**Aim:**
Look through the data below. Show each line where the string "Percentage" occurs.

——

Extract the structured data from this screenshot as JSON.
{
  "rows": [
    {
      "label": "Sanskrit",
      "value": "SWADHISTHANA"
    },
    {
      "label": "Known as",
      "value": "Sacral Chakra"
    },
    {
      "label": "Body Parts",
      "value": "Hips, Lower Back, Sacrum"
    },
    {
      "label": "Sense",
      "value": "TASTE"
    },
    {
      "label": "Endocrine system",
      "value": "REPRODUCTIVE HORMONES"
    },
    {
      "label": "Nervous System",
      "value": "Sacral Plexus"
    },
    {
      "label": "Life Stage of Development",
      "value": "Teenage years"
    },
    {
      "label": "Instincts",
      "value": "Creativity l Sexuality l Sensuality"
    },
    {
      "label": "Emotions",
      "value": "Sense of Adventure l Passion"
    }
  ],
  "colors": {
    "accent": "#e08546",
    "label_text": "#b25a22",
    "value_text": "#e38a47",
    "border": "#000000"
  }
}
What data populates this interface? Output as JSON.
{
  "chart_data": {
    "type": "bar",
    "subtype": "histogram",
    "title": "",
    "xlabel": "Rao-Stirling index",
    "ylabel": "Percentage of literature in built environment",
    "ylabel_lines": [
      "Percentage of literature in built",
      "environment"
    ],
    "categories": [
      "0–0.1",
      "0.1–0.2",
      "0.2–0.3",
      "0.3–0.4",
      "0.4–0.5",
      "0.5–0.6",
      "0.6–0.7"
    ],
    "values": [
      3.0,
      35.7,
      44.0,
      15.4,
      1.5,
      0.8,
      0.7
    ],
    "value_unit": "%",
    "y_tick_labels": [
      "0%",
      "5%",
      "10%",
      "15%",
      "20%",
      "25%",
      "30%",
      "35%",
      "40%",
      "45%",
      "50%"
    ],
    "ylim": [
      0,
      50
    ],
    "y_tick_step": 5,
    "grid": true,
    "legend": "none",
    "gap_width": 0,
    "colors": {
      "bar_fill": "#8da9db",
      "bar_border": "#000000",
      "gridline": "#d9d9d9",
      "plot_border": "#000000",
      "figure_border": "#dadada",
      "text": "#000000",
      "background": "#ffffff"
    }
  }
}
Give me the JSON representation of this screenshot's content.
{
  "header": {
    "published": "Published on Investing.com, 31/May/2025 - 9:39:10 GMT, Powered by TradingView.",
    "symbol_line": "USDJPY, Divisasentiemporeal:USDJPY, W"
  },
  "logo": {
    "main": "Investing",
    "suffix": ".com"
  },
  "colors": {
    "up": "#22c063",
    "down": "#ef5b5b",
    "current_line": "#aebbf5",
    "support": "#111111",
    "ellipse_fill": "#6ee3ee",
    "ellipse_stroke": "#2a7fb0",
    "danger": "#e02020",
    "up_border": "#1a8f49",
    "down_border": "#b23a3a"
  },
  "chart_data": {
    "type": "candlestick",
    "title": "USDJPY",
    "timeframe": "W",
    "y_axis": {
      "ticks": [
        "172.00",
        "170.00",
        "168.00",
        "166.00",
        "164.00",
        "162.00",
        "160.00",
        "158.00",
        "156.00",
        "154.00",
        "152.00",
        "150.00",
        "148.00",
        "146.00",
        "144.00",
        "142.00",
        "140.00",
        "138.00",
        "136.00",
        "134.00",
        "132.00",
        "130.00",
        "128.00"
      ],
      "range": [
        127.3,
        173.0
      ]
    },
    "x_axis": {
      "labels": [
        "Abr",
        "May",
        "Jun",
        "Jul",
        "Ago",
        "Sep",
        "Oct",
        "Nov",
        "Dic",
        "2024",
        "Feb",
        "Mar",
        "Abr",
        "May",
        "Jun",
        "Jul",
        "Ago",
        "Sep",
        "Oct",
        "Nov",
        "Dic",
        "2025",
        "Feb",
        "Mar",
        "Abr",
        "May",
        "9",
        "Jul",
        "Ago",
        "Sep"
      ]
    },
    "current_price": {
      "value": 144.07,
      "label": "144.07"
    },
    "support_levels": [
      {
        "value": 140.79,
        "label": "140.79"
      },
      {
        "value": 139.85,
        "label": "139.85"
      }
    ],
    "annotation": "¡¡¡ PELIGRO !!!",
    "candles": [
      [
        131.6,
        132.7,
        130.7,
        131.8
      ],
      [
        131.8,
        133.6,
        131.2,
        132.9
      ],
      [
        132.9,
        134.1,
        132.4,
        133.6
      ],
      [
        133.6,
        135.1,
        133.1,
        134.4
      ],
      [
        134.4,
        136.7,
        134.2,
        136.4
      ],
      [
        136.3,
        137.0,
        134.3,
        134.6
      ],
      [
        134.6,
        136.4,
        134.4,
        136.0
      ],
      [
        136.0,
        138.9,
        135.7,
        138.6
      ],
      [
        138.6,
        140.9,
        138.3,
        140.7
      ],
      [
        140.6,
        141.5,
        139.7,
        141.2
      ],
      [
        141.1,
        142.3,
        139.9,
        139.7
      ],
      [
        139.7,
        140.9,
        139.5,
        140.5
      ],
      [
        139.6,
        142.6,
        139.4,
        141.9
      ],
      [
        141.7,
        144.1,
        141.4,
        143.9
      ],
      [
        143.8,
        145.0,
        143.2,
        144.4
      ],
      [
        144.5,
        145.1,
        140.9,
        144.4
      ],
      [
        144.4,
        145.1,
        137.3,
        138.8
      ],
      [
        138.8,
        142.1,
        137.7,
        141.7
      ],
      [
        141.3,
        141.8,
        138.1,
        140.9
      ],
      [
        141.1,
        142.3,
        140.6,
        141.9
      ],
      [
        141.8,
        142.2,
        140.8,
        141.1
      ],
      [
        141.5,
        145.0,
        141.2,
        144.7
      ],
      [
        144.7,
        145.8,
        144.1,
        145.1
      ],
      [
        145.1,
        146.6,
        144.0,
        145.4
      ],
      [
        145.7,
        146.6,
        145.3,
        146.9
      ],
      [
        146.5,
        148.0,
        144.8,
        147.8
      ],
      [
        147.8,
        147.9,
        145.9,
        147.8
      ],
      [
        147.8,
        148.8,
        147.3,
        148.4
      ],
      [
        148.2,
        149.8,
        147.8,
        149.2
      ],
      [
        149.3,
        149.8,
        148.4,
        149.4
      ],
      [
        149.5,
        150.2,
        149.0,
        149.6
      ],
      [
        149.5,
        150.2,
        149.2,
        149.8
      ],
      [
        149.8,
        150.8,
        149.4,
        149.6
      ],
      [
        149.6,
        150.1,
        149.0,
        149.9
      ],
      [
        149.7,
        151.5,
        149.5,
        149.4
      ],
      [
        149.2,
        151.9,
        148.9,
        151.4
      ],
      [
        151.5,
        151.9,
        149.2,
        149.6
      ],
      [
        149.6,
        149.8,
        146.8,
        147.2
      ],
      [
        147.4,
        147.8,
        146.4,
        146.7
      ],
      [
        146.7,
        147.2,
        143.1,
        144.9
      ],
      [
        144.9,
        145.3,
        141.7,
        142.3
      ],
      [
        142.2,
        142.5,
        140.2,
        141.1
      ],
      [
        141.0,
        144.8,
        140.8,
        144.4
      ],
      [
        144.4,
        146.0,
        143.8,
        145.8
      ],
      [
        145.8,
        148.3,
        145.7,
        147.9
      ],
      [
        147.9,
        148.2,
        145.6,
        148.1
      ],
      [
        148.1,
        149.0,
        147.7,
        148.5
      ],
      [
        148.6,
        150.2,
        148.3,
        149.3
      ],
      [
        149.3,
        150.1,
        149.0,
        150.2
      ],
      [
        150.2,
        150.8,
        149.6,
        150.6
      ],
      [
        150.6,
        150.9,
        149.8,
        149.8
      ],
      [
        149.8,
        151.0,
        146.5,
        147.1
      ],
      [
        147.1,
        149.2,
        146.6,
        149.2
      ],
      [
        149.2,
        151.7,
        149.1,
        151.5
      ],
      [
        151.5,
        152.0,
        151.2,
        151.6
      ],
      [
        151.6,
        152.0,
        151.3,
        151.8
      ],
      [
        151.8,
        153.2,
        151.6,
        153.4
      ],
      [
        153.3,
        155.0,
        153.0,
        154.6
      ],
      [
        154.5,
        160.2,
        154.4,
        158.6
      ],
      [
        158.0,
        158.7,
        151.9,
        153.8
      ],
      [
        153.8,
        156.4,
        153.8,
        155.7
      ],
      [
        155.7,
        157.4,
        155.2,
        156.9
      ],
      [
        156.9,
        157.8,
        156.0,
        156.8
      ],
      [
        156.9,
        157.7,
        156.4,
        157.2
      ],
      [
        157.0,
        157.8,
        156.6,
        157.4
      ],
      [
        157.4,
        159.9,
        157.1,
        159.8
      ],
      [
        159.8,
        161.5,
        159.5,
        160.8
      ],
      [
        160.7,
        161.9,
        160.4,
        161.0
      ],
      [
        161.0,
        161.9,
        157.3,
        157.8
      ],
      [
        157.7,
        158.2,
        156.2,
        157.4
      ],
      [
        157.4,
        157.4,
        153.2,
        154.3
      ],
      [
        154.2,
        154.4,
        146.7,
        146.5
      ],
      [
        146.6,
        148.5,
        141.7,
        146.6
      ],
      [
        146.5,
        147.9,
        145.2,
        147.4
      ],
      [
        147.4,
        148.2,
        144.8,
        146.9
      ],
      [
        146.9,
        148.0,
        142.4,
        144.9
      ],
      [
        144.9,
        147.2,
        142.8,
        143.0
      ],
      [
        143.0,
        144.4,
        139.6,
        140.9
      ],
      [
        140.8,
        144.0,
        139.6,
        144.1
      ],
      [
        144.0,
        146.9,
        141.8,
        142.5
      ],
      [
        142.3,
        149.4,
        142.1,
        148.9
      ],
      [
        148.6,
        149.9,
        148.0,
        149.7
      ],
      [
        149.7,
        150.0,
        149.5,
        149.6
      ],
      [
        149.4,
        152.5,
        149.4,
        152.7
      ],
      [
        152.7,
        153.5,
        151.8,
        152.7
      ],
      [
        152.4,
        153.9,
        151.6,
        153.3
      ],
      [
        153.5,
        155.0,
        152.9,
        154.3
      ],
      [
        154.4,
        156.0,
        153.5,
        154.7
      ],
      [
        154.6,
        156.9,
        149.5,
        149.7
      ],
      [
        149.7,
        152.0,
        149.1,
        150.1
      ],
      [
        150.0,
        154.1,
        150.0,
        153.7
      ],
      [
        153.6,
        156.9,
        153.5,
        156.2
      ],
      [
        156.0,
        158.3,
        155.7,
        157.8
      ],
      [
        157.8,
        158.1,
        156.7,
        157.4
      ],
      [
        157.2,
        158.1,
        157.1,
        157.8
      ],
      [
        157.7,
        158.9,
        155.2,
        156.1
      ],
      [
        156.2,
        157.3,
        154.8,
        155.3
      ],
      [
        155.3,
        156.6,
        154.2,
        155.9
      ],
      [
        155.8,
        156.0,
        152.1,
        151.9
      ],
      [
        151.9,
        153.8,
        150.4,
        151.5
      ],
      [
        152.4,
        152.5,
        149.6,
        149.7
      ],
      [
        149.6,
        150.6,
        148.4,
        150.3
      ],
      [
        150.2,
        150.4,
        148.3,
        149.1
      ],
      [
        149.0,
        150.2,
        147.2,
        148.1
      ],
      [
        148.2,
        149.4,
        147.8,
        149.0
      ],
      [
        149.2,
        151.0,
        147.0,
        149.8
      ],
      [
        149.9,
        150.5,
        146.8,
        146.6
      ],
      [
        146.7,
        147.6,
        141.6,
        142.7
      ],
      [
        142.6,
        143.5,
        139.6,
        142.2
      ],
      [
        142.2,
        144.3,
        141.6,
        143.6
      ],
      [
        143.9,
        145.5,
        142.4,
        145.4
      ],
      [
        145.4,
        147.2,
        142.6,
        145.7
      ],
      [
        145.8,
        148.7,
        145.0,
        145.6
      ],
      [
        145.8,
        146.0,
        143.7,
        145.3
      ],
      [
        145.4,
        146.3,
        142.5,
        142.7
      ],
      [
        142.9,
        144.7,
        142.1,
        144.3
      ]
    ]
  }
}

——

**Response to the task:**
    "ylabel": "Percentage of literature in built environment",
      "Percentage of literature in built",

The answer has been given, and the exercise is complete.